## Required work
Omit the images, then print each record below exactly as it reads.

Dataset rows:
■ ■ ■ ■

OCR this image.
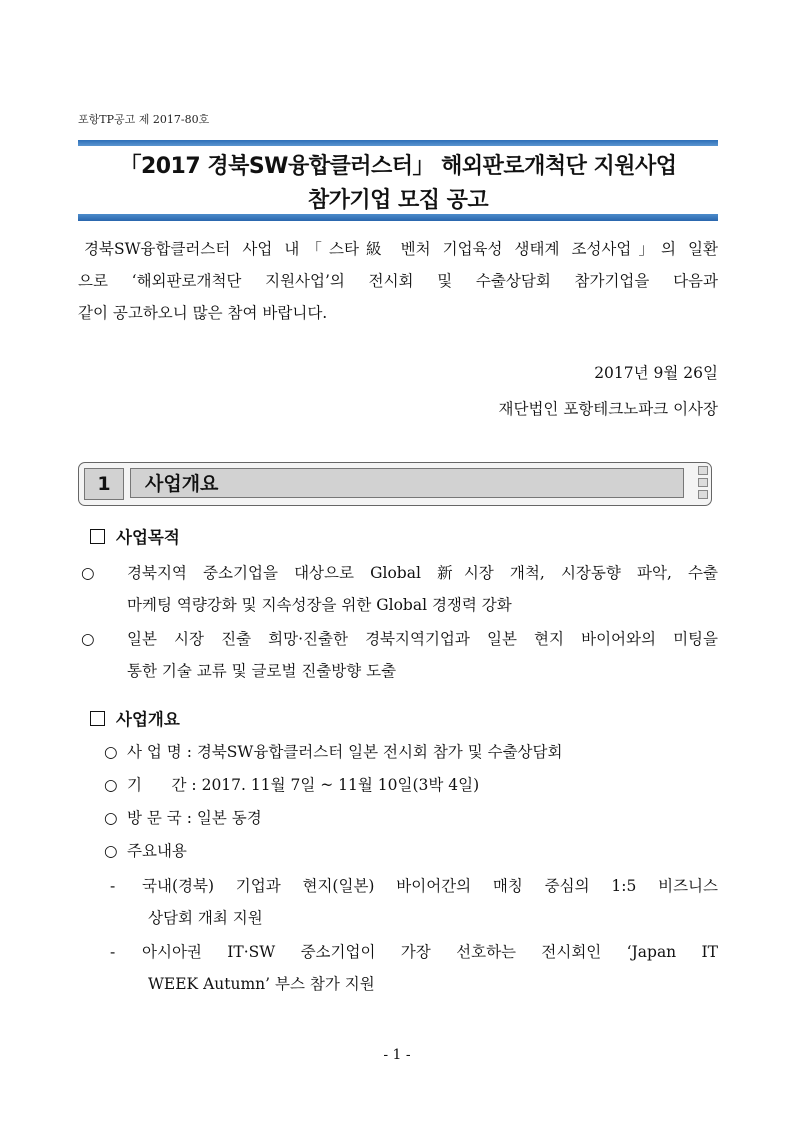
포항TP공고 제 2017-80호
「2017 경북SW융합클러스터」 해외판로개척단 지원사업
참가기업 모집 공고
경북SW융합클러스터 사업 내「스타級 벤처 기업육성 생태계 조성사업」의 일환
으로 ‘해외판로개척단 지원사업’의 전시회 및 수출상담회 참가기업을 다음과
같이 공고하오니 많은 참여 바랍니다.
2017년 9월 26일
재단법인 포항테크노파크 이사장
1	사업개요
사업목적
○ 경북지역 중소기업을 대상으로 Global 新시장 개척, 시장동향 파악, 수출
마케팅 역량강화 및 지속성장을 위한 Global 경쟁력 강화
○ 일본 시장 진출 희망·진출한 경북지역기업과 일본 현지 바이어와의 미팅을
통한 기술 교류 및 글로벌 진출방향 도출
사업개요
○ 사 업 명 : 경북SW융합클러스터 일본 전시회 참가 및 수출상담회
○ 기      간 : 2017. 11월 7일 ~ 11월 10일(3박 4일)
○ 방 문 국 : 일본 동경
○ 주요내용
- 국내(경북) 기업과 현지(일본) 바이어간의 매칭 중심의 1:5 비즈니스
상담회 개최 지원
- 아시아권 IT·SW 중소기업이 가장 선호하는 전시회인 ‘Japan IT
WEEK Autumn’ 부스 참가 지원
- 1 -
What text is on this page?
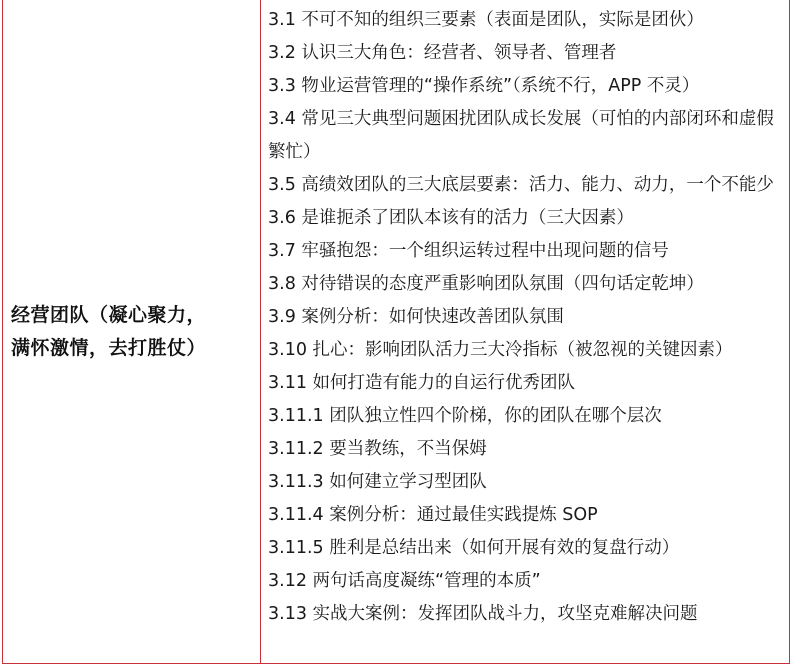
经营团队（凝心聚力，
满怀激情，去打胜仗）

3.1 不可不知的组织三要素（表面是团队，实际是团伙）
3.2 认识三大角色：经营者、领导者、管理者
3.3 物业运营管理的“操作系统”（系统不行，APP 不灵）
3.4 常见三大典型问题困扰团队成长发展（可怕的内部闭环和虚假繁忙）
3.5 高绩效团队的三大底层要素：活力、能力、动力，一个不能少
3.6 是谁扼杀了团队本该有的活力（三大因素）
3.7 牢骚抱怨：一个组织运转过程中出现问题的信号
3.8 对待错误的态度严重影响团队氛围（四句话定乾坤）
3.9 案例分析：如何快速改善团队氛围
3.10 扎心：影响团队活力三大冷指标（被忽视的关键因素）
3.11 如何打造有能力的自运行优秀团队
3.11.1 团队独立性四个阶梯，你的团队在哪个层次
3.11.2 要当教练，不当保姆
3.11.3 如何建立学习型团队
3.11.4 案例分析：通过最佳实践提炼 SOP
3.11.5 胜利是总结出来（如何开展有效的复盘行动）
3.12 两句话高度凝练“管理的本质”
3.13 实战大案例：发挥团队战斗力，攻坚克难解决问题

■ ■ ■ ■

## Solved exercise
OCR this image.
포항TP공고 제 2017-80호
「2017 경북SW융합클러스터」 해외판로개척단 지원사업
참가기업 모집 공고
경북SW융합클러스터 사업 내「스타級 벤처 기업육성 생태계 조성사업」의 일환
으로 ‘해외판로개척단 지원사업’의 전시회 및 수출상담회 참가기업을 다음과
같이 공고하오니 많은 참여 바랍니다.
2017년 9월 26일
재단법인 포항테크노파크 이사장
1	사업개요
사업목적
○ 경북지역 중소기업을 대상으로 Global 新시장 개척, 시장동향 파악, 수출
마케팅 역량강화 및 지속성장을 위한 Global 경쟁력 강화
○ 일본 시장 진출 희망·진출한 경북지역기업과 일본 현지 바이어와의 미팅을
통한 기술 교류 및 글로벌 진출방향 도출
사업개요
○ 사 업 명 : 경북SW융합클러스터 일본 전시회 참가 및 수출상담회
○ 기      간 : 2017. 11월 7일 ~ 11월 10일(3박 4일)
○ 방 문 국 : 일본 동경
○ 주요내용
- 국내(경북) 기업과 현지(일본) 바이어간의 매칭 중심의 1:5 비즈니스
상담회 개최 지원
- 아시아권 IT·SW 중소기업이 가장 선호하는 전시회인 ‘Japan IT
WEEK Autumn’ 부스 참가 지원
- 1 -
What text is on this page?
经营团队（凝心聚力，
满怀激情，去打胜仗）

3.1 不可不知的组织三要素（表面是团队，实际是团伙）
3.2 认识三大角色：经营者、领导者、管理者
3.3 物业运营管理的“操作系统”（系统不行，APP 不灵）
3.4 常见三大典型问题困扰团队成长发展（可怕的内部闭环和虚假繁忙）
3.5 高绩效团队的三大底层要素：活力、能力、动力，一个不能少
3.6 是谁扼杀了团队本该有的活力（三大因素）
3.7 牢骚抱怨：一个组织运转过程中出现问题的信号
3.8 对待错误的态度严重影响团队氛围（四句话定乾坤）
3.9 案例分析：如何快速改善团队氛围
3.10 扎心：影响团队活力三大冷指标（被忽视的关键因素）
3.11 如何打造有能力的自运行优秀团队
3.11.1 团队独立性四个阶梯，你的团队在哪个层次
3.11.2 要当教练，不当保姆
3.11.3 如何建立学习型团队
3.11.4 案例分析：通过最佳实践提炼 SOP
3.11.5 胜利是总结出来（如何开展有效的复盘行动）
3.12 两句话高度凝练“管理的本质”
3.13 实战大案例：发挥团队战斗力，攻坚克难解决问题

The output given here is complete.